ENTRIES SHOWN:
---

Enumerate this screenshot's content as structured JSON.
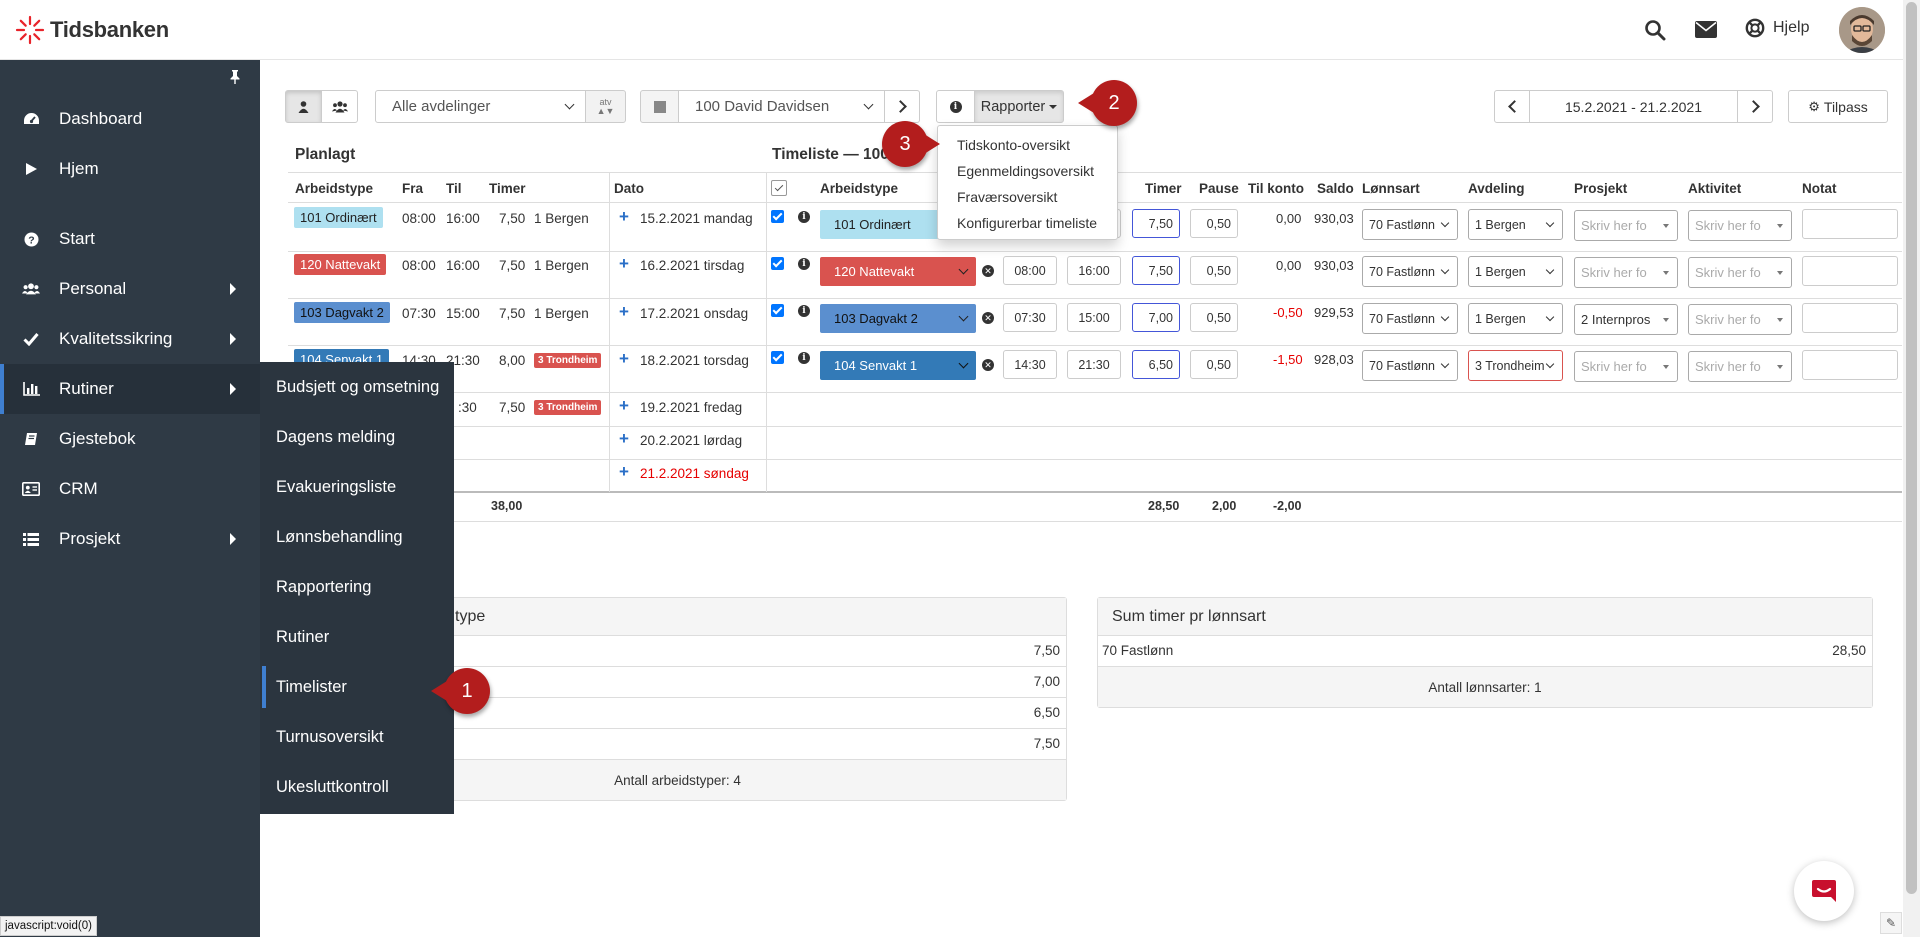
{
  "topbar": {
    "logo_text": "Tidsbanken",
    "help_label": "Hjelp",
    "icons": [
      "search-icon",
      "mail-icon",
      "lifebuoy-icon"
    ]
  },
  "sidebar": {
    "items": [
      {
        "label": "Dashboard",
        "icon": "dashboard-icon"
      },
      {
        "label": "Hjem",
        "icon": "play-icon"
      },
      {
        "label": "Start",
        "icon": "question-icon"
      },
      {
        "label": "Personal",
        "icon": "users-icon"
      },
      {
        "label": "Kvalitetssikring",
        "icon": "check-icon"
      },
      {
        "label": "Rutiner",
        "icon": "bar-chart-icon"
      },
      {
        "label": "Gjestebok",
        "icon": "book-icon"
      },
      {
        "label": "CRM",
        "icon": "contact-card-icon"
      },
      {
        "label": "Prosjekt",
        "icon": "list-icon"
      }
    ]
  },
  "submenu": {
    "items": [
      "Budsjett og omsetning",
      "Dagens melding",
      "Evakueringsliste",
      "Lønnsbehandling",
      "Rapportering",
      "Rutiner",
      "Timelister",
      "Turnusoversikt",
      "Ukesluttkontroll"
    ]
  },
  "toolbar": {
    "department": "Alle avdelinger",
    "atv_label": "atv",
    "employee": "100 David Davidsen",
    "reports_label": "Rapporter",
    "period": "15.2.2021 - 21.2.2021",
    "customize_label": "Tilpass"
  },
  "reports_menu": [
    "Tidskonto-oversikt",
    "Egenmeldingsoversikt",
    "Fraværsoversikt",
    "Konfigurerbar timeliste"
  ],
  "markers": [
    "1",
    "2",
    "3"
  ],
  "planned": {
    "title": "Planlagt",
    "headers": [
      "Arbeidstype",
      "Fra",
      "Til",
      "Timer",
      "Dato"
    ],
    "rows": [
      {
        "type": "101 Ordinært",
        "from": "08:00",
        "to": "16:00",
        "hours": "7,50",
        "dept": "1 Bergen",
        "date": "15.2.2021 mandag"
      },
      {
        "type": "120 Nattevakt",
        "from": "08:00",
        "to": "16:00",
        "hours": "7,50",
        "dept": "1 Bergen",
        "date": "16.2.2021 tirsdag"
      },
      {
        "type": "103 Dagvakt 2",
        "from": "07:30",
        "to": "15:00",
        "hours": "7,50",
        "dept": "1 Bergen",
        "date": "17.2.2021 onsdag"
      },
      {
        "type": "104 Senvakt 1",
        "from": "14:30",
        "to": "21:30",
        "hours": "8,00",
        "dept": "3 Trondheim",
        "date": "18.2.2021 torsdag"
      },
      {
        "type": "",
        "from": "",
        "to": ":30",
        "hours": "7,50",
        "dept": "3 Trondheim",
        "date": "19.2.2021 fredag"
      },
      {
        "date": "20.2.2021 lørdag"
      },
      {
        "date": "21.2.2021 søndag"
      }
    ],
    "total_hours": "38,00"
  },
  "timesheet": {
    "title": "Timeliste — 100 Dav",
    "headers": [
      "Arbeidstype",
      "Timer",
      "Pause",
      "Til konto",
      "Saldo",
      "Lønnsart",
      "Avdeling",
      "Prosjekt",
      "Aktivitet",
      "Notat"
    ],
    "placeholder": "Skriv her fo",
    "rows": [
      {
        "type": "101 Ordinært",
        "from": "",
        "to": "",
        "hours": "7,50",
        "pause": "0,50",
        "account": "0,00",
        "saldo": "930,03",
        "wage": "70 Fastlønn",
        "dept": "1 Bergen",
        "project": ""
      },
      {
        "type": "120 Nattevakt",
        "from": "08:00",
        "to": "16:00",
        "hours": "7,50",
        "pause": "0,50",
        "account": "0,00",
        "saldo": "930,03",
        "wage": "70 Fastlønn",
        "dept": "1 Bergen",
        "project": ""
      },
      {
        "type": "103 Dagvakt 2",
        "from": "07:30",
        "to": "15:00",
        "hours": "7,00",
        "pause": "0,50",
        "account": "-0,50",
        "saldo": "929,53",
        "wage": "70 Fastlønn",
        "dept": "1 Bergen",
        "project": "2 Internpros"
      },
      {
        "type": "104 Senvakt 1",
        "from": "14:30",
        "to": "21:30",
        "hours": "6,50",
        "pause": "0,50",
        "account": "-1,50",
        "saldo": "928,03",
        "wage": "70 Fastlønn",
        "dept": "3 Trondheim",
        "project": ""
      }
    ],
    "totals": {
      "hours": "28,50",
      "pause": "2,00",
      "account": "-2,00"
    }
  },
  "sum_type": {
    "title_suffix": "type",
    "values": [
      "7,50",
      "7,00",
      "6,50",
      "7,50"
    ],
    "footer": "Antall arbeidstyper: 4"
  },
  "sum_wage": {
    "title": "Sum timer pr lønnsart",
    "row_label": "70 Fastlønn",
    "row_value": "28,50",
    "footer": "Antall lønnsarter: 1"
  },
  "status_bar": "javascript:void(0)",
  "colors": {
    "sidebar": "#2f3a45",
    "ordinaert": "#aee0f0",
    "nattevakt": "#d9534f",
    "dagvakt": "#5b8fcf",
    "senvakt": "#337ab7",
    "marker": "#b31d1d"
  }
}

---

REQUIRED WORK:
Restate the data above exactly, stripping out each image.

EXERCISE SOLUTION:
Enumerate this screenshot's content as structured JSON.
{
  "topbar": {
    "logo_text": "Tidsbanken",
    "help_label": "Hjelp",
    "icons": [
      "search-icon",
      "mail-icon",
      "lifebuoy-icon"
    ]
  },
  "sidebar": {
    "items": [
      {
        "label": "Dashboard",
        "icon": "dashboard-icon"
      },
      {
        "label": "Hjem",
        "icon": "play-icon"
      },
      {
        "label": "Start",
        "icon": "question-icon"
      },
      {
        "label": "Personal",
        "icon": "users-icon"
      },
      {
        "label": "Kvalitetssikring",
        "icon": "check-icon"
      },
      {
        "label": "Rutiner",
        "icon": "bar-chart-icon"
      },
      {
        "label": "Gjestebok",
        "icon": "book-icon"
      },
      {
        "label": "CRM",
        "icon": "contact-card-icon"
      },
      {
        "label": "Prosjekt",
        "icon": "list-icon"
      }
    ]
  },
  "submenu": {
    "items": [
      "Budsjett og omsetning",
      "Dagens melding",
      "Evakueringsliste",
      "Lønnsbehandling",
      "Rapportering",
      "Rutiner",
      "Timelister",
      "Turnusoversikt",
      "Ukesluttkontroll"
    ]
  },
  "toolbar": {
    "department": "Alle avdelinger",
    "atv_label": "atv",
    "employee": "100 David Davidsen",
    "reports_label": "Rapporter",
    "period": "15.2.2021 - 21.2.2021",
    "customize_label": "Tilpass"
  },
  "reports_menu": [
    "Tidskonto-oversikt",
    "Egenmeldingsoversikt",
    "Fraværsoversikt",
    "Konfigurerbar timeliste"
  ],
  "markers": [
    "1",
    "2",
    "3"
  ],
  "planned": {
    "title": "Planlagt",
    "headers": [
      "Arbeidstype",
      "Fra",
      "Til",
      "Timer",
      "Dato"
    ],
    "rows": [
      {
        "type": "101 Ordinært",
        "from": "08:00",
        "to": "16:00",
        "hours": "7,50",
        "dept": "1 Bergen",
        "date": "15.2.2021 mandag"
      },
      {
        "type": "120 Nattevakt",
        "from": "08:00",
        "to": "16:00",
        "hours": "7,50",
        "dept": "1 Bergen",
        "date": "16.2.2021 tirsdag"
      },
      {
        "type": "103 Dagvakt 2",
        "from": "07:30",
        "to": "15:00",
        "hours": "7,50",
        "dept": "1 Bergen",
        "date": "17.2.2021 onsdag"
      },
      {
        "type": "104 Senvakt 1",
        "from": "14:30",
        "to": "21:30",
        "hours": "8,00",
        "dept": "3 Trondheim",
        "date": "18.2.2021 torsdag"
      },
      {
        "type": "",
        "from": "",
        "to": ":30",
        "hours": "7,50",
        "dept": "3 Trondheim",
        "date": "19.2.2021 fredag"
      },
      {
        "date": "20.2.2021 lørdag"
      },
      {
        "date": "21.2.2021 søndag"
      }
    ],
    "total_hours": "38,00"
  },
  "timesheet": {
    "title": "Timeliste — 100 Dav",
    "headers": [
      "Arbeidstype",
      "Timer",
      "Pause",
      "Til konto",
      "Saldo",
      "Lønnsart",
      "Avdeling",
      "Prosjekt",
      "Aktivitet",
      "Notat"
    ],
    "placeholder": "Skriv her fo",
    "rows": [
      {
        "type": "101 Ordinært",
        "from": "",
        "to": "",
        "hours": "7,50",
        "pause": "0,50",
        "account": "0,00",
        "saldo": "930,03",
        "wage": "70 Fastlønn",
        "dept": "1 Bergen",
        "project": ""
      },
      {
        "type": "120 Nattevakt",
        "from": "08:00",
        "to": "16:00",
        "hours": "7,50",
        "pause": "0,50",
        "account": "0,00",
        "saldo": "930,03",
        "wage": "70 Fastlønn",
        "dept": "1 Bergen",
        "project": ""
      },
      {
        "type": "103 Dagvakt 2",
        "from": "07:30",
        "to": "15:00",
        "hours": "7,00",
        "pause": "0,50",
        "account": "-0,50",
        "saldo": "929,53",
        "wage": "70 Fastlønn",
        "dept": "1 Bergen",
        "project": "2 Internpros"
      },
      {
        "type": "104 Senvakt 1",
        "from": "14:30",
        "to": "21:30",
        "hours": "6,50",
        "pause": "0,50",
        "account": "-1,50",
        "saldo": "928,03",
        "wage": "70 Fastlønn",
        "dept": "3 Trondheim",
        "project": ""
      }
    ],
    "totals": {
      "hours": "28,50",
      "pause": "2,00",
      "account": "-2,00"
    }
  },
  "sum_type": {
    "title_suffix": "type",
    "values": [
      "7,50",
      "7,00",
      "6,50",
      "7,50"
    ],
    "footer": "Antall arbeidstyper: 4"
  },
  "sum_wage": {
    "title": "Sum timer pr lønnsart",
    "row_label": "70 Fastlønn",
    "row_value": "28,50",
    "footer": "Antall lønnsarter: 1"
  },
  "status_bar": "javascript:void(0)",
  "colors": {
    "sidebar": "#2f3a45",
    "ordinaert": "#aee0f0",
    "nattevakt": "#d9534f",
    "dagvakt": "#5b8fcf",
    "senvakt": "#337ab7",
    "marker": "#b31d1d"
  }
}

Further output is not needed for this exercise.